Work to be completed. Find each line with the string "EXPONENTIALLY" and copy it.

Supplied entries.
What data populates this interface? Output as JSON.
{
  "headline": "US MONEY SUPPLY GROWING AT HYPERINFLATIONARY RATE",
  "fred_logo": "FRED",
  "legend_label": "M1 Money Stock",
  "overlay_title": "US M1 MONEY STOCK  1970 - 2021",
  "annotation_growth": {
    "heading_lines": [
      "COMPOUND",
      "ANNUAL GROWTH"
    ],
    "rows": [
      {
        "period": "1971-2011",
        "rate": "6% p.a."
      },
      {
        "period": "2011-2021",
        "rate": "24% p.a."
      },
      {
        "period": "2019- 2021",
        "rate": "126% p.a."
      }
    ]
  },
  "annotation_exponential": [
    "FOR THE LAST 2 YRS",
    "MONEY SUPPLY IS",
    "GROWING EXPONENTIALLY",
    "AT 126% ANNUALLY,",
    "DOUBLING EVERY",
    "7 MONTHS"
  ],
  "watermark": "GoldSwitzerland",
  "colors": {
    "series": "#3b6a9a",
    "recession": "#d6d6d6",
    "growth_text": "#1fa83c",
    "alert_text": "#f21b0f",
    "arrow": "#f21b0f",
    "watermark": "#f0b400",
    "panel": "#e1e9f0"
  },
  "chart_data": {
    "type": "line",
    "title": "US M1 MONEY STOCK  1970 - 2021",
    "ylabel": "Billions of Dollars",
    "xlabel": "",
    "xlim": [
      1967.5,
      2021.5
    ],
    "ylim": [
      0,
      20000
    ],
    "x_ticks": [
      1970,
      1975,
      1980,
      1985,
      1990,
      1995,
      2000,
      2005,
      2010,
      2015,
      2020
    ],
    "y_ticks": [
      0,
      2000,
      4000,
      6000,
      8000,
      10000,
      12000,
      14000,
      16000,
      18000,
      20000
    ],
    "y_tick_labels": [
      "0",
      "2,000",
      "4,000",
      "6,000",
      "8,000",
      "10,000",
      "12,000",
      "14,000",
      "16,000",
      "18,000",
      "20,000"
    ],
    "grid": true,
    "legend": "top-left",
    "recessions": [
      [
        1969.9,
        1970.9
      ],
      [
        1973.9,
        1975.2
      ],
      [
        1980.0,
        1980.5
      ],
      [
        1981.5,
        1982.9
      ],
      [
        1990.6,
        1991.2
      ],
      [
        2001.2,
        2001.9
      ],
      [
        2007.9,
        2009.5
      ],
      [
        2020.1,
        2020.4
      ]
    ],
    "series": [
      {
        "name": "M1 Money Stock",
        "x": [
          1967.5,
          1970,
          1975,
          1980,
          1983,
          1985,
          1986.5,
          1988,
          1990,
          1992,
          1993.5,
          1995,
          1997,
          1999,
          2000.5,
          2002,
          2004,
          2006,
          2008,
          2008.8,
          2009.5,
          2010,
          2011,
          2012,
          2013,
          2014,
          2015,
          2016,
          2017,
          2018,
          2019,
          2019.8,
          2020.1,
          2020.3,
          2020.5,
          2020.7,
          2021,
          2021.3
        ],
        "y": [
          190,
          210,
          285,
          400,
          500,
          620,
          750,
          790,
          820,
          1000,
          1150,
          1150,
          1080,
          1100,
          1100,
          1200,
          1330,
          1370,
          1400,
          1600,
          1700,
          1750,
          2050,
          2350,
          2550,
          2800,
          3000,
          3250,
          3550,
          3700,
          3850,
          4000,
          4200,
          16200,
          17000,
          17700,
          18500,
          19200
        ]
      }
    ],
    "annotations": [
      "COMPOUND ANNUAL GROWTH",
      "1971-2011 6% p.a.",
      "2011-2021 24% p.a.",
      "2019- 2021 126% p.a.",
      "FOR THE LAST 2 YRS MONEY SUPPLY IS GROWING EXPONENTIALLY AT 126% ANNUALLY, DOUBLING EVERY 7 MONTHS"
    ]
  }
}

Finished exercise.
    "GROWING EXPONENTIALLY",
      "FOR THE LAST 2 YRS MONEY SUPPLY IS GROWING EXPONENTIALLY AT 126% ANNUALLY, DOUBLING EVERY 7 MONTHS"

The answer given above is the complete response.